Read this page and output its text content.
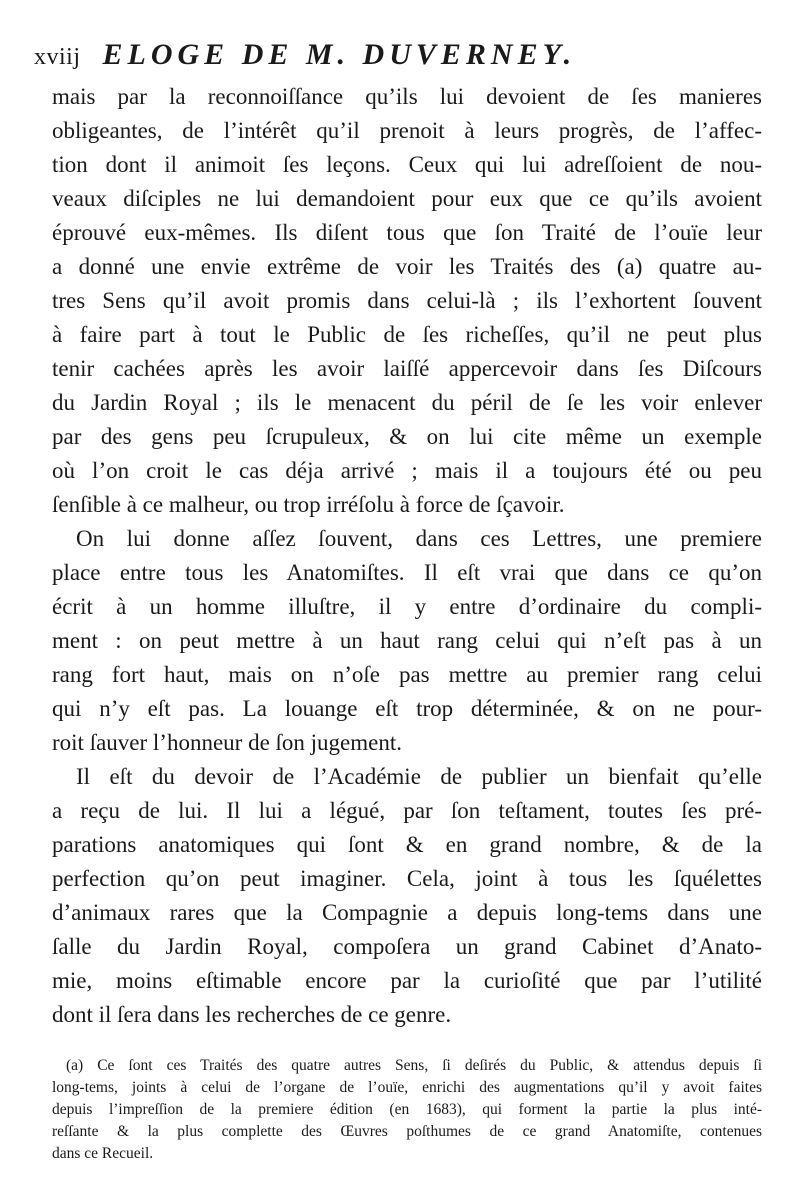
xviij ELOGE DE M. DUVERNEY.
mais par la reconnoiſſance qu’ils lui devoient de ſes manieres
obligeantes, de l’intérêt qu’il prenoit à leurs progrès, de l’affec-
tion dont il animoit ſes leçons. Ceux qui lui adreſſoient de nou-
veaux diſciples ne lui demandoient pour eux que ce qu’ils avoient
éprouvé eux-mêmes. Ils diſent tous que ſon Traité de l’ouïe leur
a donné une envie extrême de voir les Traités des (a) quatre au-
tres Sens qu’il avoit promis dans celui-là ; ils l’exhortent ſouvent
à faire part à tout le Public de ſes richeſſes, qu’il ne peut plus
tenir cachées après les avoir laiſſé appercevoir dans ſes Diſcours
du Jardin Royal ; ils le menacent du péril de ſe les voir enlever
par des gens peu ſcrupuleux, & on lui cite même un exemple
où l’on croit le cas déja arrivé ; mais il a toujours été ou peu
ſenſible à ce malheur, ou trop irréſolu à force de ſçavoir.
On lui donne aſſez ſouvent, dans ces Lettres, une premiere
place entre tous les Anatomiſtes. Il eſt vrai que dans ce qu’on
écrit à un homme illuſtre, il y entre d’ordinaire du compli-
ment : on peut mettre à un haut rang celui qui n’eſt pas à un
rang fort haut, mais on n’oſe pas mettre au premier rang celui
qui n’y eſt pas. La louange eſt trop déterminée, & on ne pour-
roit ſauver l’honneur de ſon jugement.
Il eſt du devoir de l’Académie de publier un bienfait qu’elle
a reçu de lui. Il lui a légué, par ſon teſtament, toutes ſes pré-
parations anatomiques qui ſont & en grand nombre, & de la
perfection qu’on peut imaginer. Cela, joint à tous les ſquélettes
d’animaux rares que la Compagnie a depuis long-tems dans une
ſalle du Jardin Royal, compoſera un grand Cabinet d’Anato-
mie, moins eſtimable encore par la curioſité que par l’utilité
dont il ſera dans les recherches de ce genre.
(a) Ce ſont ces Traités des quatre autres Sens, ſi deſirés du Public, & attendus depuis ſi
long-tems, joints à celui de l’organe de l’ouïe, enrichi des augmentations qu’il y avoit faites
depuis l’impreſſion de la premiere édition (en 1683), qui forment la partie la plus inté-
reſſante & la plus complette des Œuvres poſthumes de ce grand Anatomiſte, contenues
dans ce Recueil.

------------------------------------------------------------------------

Leave the images out, please, and restate each line word for word.

> _Task solution_:
Read this page and output its text content.
xviij ELOGE DE M. DUVERNEY.
mais par la reconnoiſſance qu’ils lui devoient de ſes manieres
obligeantes, de l’intérêt qu’il prenoit à leurs progrès, de l’affec-
tion dont il animoit ſes leçons. Ceux qui lui adreſſoient de nou-
veaux diſciples ne lui demandoient pour eux que ce qu’ils avoient
éprouvé eux-mêmes. Ils diſent tous que ſon Traité de l’ouïe leur
a donné une envie extrême de voir les Traités des (a) quatre au-
tres Sens qu’il avoit promis dans celui-là ; ils l’exhortent ſouvent
à faire part à tout le Public de ſes richeſſes, qu’il ne peut plus
tenir cachées après les avoir laiſſé appercevoir dans ſes Diſcours
du Jardin Royal ; ils le menacent du péril de ſe les voir enlever
par des gens peu ſcrupuleux, & on lui cite même un exemple
où l’on croit le cas déja arrivé ; mais il a toujours été ou peu
ſenſible à ce malheur, ou trop irréſolu à force de ſçavoir.
On lui donne aſſez ſouvent, dans ces Lettres, une premiere
place entre tous les Anatomiſtes. Il eſt vrai que dans ce qu’on
écrit à un homme illuſtre, il y entre d’ordinaire du compli-
ment : on peut mettre à un haut rang celui qui n’eſt pas à un
rang fort haut, mais on n’oſe pas mettre au premier rang celui
qui n’y eſt pas. La louange eſt trop déterminée, & on ne pour-
roit ſauver l’honneur de ſon jugement.
Il eſt du devoir de l’Académie de publier un bienfait qu’elle
a reçu de lui. Il lui a légué, par ſon teſtament, toutes ſes pré-
parations anatomiques qui ſont & en grand nombre, & de la
perfection qu’on peut imaginer. Cela, joint à tous les ſquélettes
d’animaux rares que la Compagnie a depuis long-tems dans une
ſalle du Jardin Royal, compoſera un grand Cabinet d’Anato-
mie, moins eſtimable encore par la curioſité que par l’utilité
dont il ſera dans les recherches de ce genre.
(a) Ce ſont ces Traités des quatre autres Sens, ſi deſirés du Public, & attendus depuis ſi
long-tems, joints à celui de l’organe de l’ouïe, enrichi des augmentations qu’il y avoit faites
depuis l’impreſſion de la premiere édition (en 1683), qui forment la partie la plus inté-
reſſante & la plus complette des Œuvres poſthumes de ce grand Anatomiſte, contenues
dans ce Recueil.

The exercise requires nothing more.